_BRIEF_
Without the images, output each record below as it stands.

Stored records

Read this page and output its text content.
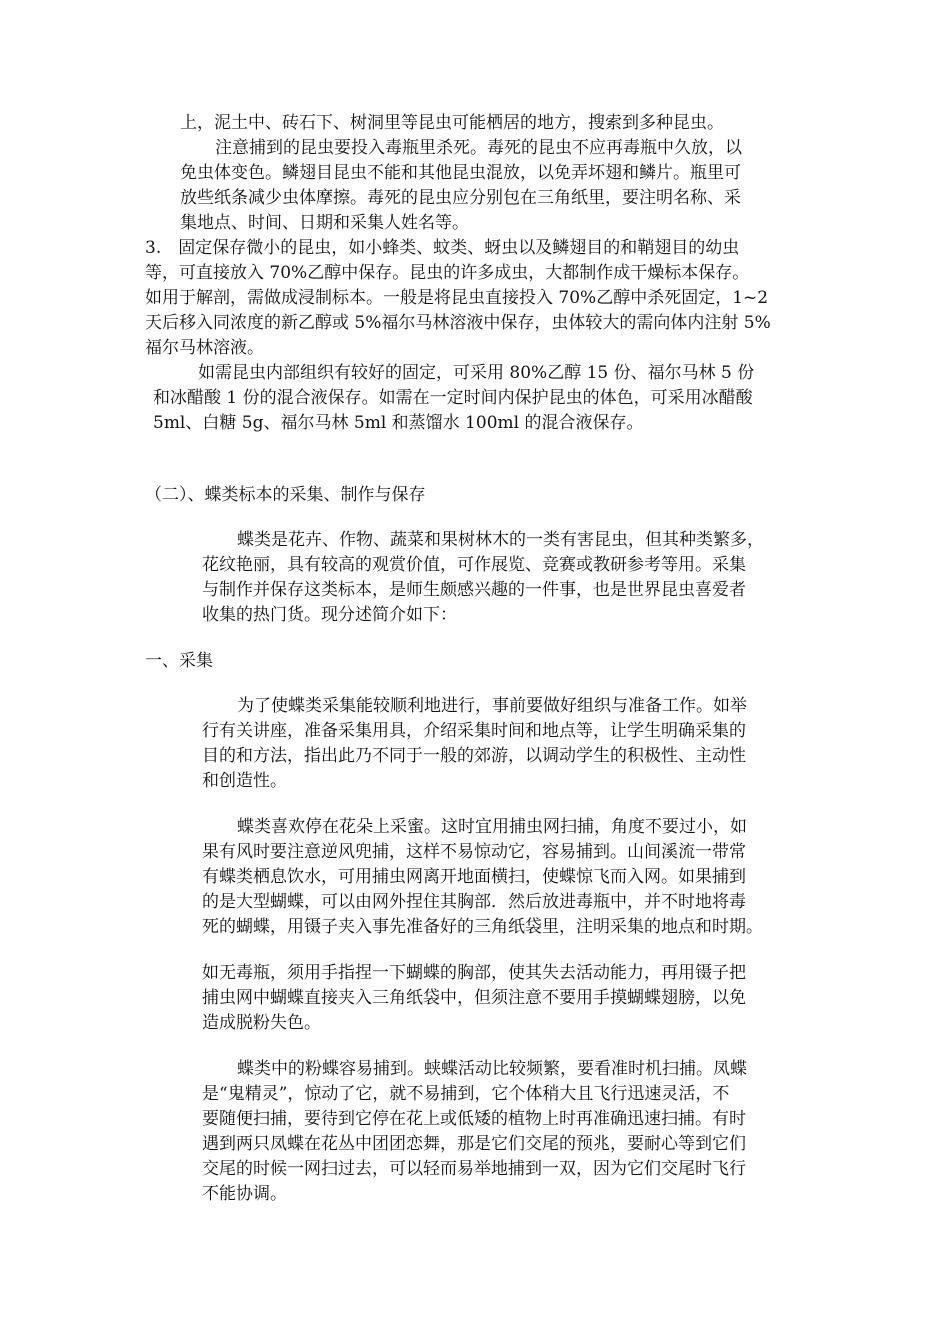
上，泥土中、砖石下、树洞里等昆虫可能栖居的地方，搜索到多种昆虫。
注意捕到的昆虫要投入毒瓶里杀死。毒死的昆虫不应再毒瓶中久放，以
免虫体变色。鳞翅目昆虫不能和其他昆虫混放，以免弄坏翅和鳞片。瓶里可
放些纸条减少虫体摩擦。毒死的昆虫应分别包在三角纸里，要注明名称、采
集地点、时间、日期和采集人姓名等。
3.　固定保存微小的昆虫，如小蜂类、蚊类、蚜虫以及鳞翅目的和鞘翅目的幼虫
等，可直接放入 70%乙醇中保存。昆虫的许多成虫，大都制作成干燥标本保存。
如用于解剖，需做成浸制标本。一般是将昆虫直接投入 70%乙醇中杀死固定，1~2
天后移入同浓度的新乙醇或 5%福尔马林溶液中保存，虫体较大的需向体内注射 5%
福尔马林溶液。
如需昆虫内部组织有较好的固定，可采用 80%乙醇 15 份、福尔马林 5 份
和冰醋酸 1 份的混合液保存。如需在一定时间内保护昆虫的体色，可采用冰醋酸
5ml、白糖 5g、福尔马林 5ml 和蒸馏水 100ml 的混合液保存。
（二）、蝶类标本的采集、制作与保存
蝶类是花卉、作物、蔬菜和果树林木的一类有害昆虫，但其种类繁多，
花纹艳丽，具有较高的观赏价值，可作展览、竞赛或教研参考等用。采集
与制作并保存这类标本，是师生颇感兴趣的一件事，也是世界昆虫喜爱者
收集的热门货。现分述简介如下：
一、采集
为了使蝶类采集能较顺利地进行，事前要做好组织与准备工作。如举
行有关讲座，准备采集用具，介绍采集时间和地点等，让学生明确采集的
目的和方法，指出此乃不同于一般的郊游，以调动学生的积极性、主动性
和创造性。
蝶类喜欢停在花朵上采蜜。这时宜用捕虫网扫捕，角度不要过小，如
果有风时要注意逆风兜捕，这样不易惊动它，容易捕到。山间溪流一带常
有蝶类栖息饮水，可用捕虫网离开地面横扫，使蝶惊飞而入网。如果捕到
的是大型蝴蝶，可以由网外捏住其胸部．然后放进毒瓶中，并不时地将毒
死的蝴蝶，用镊子夹入事先准备好的三角纸袋里，注明采集的地点和时期。
如无毒瓶，须用手指捏一下蝴蝶的胸部，使其失去活动能力，再用镊子把
捕虫网中蝴蝶直接夹入三角纸袋中，但须注意不要用手摸蝴蝶翅膀，以免
造成脱粉失色。
蝶类中的粉蝶容易捕到。蛱蝶活动比较频繁，要看准时机扫捕。凤蝶
是“鬼精灵”，惊动了它，就不易捕到，它个体稍大且飞行迅速灵活，不
要随便扫捕，要待到它停在花上或低矮的植物上时再准确迅速扫捕。有时
遇到两只凤蝶在花丛中团团恋舞，那是它们交尾的预兆，要耐心等到它们
交尾的时候一网扫过去，可以轻而易举地捕到一双，因为它们交尾时飞行
不能协调。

_SOLUTION TO THIS TASK_
Read this page and output its text content.
上，泥土中、砖石下、树洞里等昆虫可能栖居的地方，搜索到多种昆虫。
注意捕到的昆虫要投入毒瓶里杀死。毒死的昆虫不应再毒瓶中久放，以
免虫体变色。鳞翅目昆虫不能和其他昆虫混放，以免弄坏翅和鳞片。瓶里可
放些纸条减少虫体摩擦。毒死的昆虫应分别包在三角纸里，要注明名称、采
集地点、时间、日期和采集人姓名等。
3.　固定保存微小的昆虫，如小蜂类、蚊类、蚜虫以及鳞翅目的和鞘翅目的幼虫
等，可直接放入 70%乙醇中保存。昆虫的许多成虫，大都制作成干燥标本保存。
如用于解剖，需做成浸制标本。一般是将昆虫直接投入 70%乙醇中杀死固定，1~2
天后移入同浓度的新乙醇或 5%福尔马林溶液中保存，虫体较大的需向体内注射 5%
福尔马林溶液。
如需昆虫内部组织有较好的固定，可采用 80%乙醇 15 份、福尔马林 5 份
和冰醋酸 1 份的混合液保存。如需在一定时间内保护昆虫的体色，可采用冰醋酸
5ml、白糖 5g、福尔马林 5ml 和蒸馏水 100ml 的混合液保存。
（二）、蝶类标本的采集、制作与保存
蝶类是花卉、作物、蔬菜和果树林木的一类有害昆虫，但其种类繁多，
花纹艳丽，具有较高的观赏价值，可作展览、竞赛或教研参考等用。采集
与制作并保存这类标本，是师生颇感兴趣的一件事，也是世界昆虫喜爱者
收集的热门货。现分述简介如下：
一、采集
为了使蝶类采集能较顺利地进行，事前要做好组织与准备工作。如举
行有关讲座，准备采集用具，介绍采集时间和地点等，让学生明确采集的
目的和方法，指出此乃不同于一般的郊游，以调动学生的积极性、主动性
和创造性。
蝶类喜欢停在花朵上采蜜。这时宜用捕虫网扫捕，角度不要过小，如
果有风时要注意逆风兜捕，这样不易惊动它，容易捕到。山间溪流一带常
有蝶类栖息饮水，可用捕虫网离开地面横扫，使蝶惊飞而入网。如果捕到
的是大型蝴蝶，可以由网外捏住其胸部．然后放进毒瓶中，并不时地将毒
死的蝴蝶，用镊子夹入事先准备好的三角纸袋里，注明采集的地点和时期。
如无毒瓶，须用手指捏一下蝴蝶的胸部，使其失去活动能力，再用镊子把
捕虫网中蝴蝶直接夹入三角纸袋中，但须注意不要用手摸蝴蝶翅膀，以免
造成脱粉失色。
蝶类中的粉蝶容易捕到。蛱蝶活动比较频繁，要看准时机扫捕。凤蝶
是“鬼精灵”，惊动了它，就不易捕到，它个体稍大且飞行迅速灵活，不
要随便扫捕，要待到它停在花上或低矮的植物上时再准确迅速扫捕。有时
遇到两只凤蝶在花丛中团团恋舞，那是它们交尾的预兆，要耐心等到它们
交尾的时候一网扫过去，可以轻而易举地捕到一双，因为它们交尾时飞行
不能协调。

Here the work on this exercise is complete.